Pick out each line in these entries that contains the string "messages".

--

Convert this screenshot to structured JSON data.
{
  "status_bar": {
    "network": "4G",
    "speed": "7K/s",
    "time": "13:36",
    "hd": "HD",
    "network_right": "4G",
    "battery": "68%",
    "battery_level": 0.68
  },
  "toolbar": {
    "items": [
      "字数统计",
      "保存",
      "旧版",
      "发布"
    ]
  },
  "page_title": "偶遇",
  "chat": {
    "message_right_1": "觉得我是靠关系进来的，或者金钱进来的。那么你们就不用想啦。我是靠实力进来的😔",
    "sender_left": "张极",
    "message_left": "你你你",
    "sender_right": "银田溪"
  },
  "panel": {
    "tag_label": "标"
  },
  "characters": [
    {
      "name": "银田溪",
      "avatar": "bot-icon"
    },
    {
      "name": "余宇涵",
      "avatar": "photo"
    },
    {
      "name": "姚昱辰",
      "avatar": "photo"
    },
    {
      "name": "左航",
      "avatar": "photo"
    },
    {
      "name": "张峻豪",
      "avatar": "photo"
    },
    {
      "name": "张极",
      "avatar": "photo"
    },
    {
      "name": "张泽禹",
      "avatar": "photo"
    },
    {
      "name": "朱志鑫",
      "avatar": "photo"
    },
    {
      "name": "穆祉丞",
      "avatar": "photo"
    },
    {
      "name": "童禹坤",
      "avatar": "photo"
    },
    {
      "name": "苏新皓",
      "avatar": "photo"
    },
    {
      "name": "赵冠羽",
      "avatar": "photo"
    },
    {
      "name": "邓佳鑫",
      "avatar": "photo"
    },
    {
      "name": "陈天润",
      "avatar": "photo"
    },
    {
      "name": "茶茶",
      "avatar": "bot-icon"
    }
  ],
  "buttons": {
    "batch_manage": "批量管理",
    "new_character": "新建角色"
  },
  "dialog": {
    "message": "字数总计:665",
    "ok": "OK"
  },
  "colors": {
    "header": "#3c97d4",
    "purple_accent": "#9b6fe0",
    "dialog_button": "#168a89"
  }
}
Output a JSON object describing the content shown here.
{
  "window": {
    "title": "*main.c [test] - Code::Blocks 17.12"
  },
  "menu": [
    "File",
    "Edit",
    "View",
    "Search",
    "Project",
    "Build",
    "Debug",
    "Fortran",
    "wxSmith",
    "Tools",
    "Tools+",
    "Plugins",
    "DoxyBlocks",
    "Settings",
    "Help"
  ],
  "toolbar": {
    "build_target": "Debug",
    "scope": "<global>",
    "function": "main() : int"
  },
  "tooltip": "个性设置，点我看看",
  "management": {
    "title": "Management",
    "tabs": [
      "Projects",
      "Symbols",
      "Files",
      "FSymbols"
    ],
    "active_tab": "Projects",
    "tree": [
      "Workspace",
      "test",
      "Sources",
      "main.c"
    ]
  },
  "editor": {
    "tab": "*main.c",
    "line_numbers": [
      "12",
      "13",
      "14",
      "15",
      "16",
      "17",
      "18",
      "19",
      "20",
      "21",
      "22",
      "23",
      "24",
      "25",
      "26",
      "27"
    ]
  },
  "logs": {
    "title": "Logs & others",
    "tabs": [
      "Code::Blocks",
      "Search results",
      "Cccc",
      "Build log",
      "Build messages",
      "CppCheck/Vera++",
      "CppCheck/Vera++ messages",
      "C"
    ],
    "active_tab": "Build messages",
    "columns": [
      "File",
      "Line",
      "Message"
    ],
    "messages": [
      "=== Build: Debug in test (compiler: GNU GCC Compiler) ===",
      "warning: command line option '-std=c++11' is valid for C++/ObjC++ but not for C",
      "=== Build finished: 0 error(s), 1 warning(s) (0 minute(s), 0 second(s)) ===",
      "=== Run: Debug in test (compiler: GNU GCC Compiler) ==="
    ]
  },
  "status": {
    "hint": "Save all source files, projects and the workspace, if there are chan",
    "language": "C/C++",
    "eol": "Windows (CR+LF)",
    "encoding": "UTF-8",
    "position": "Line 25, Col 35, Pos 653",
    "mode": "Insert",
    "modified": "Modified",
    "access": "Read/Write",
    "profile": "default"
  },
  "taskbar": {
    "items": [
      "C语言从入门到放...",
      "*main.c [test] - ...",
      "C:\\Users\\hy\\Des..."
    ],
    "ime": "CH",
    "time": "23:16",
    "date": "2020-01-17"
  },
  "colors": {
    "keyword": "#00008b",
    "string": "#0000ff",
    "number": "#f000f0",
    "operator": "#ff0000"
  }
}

--

WRITTEN ANSWER:
      "Build messages",
      "CppCheck/Vera++ messages",
    "active_tab": "Build messages",
    "messages": [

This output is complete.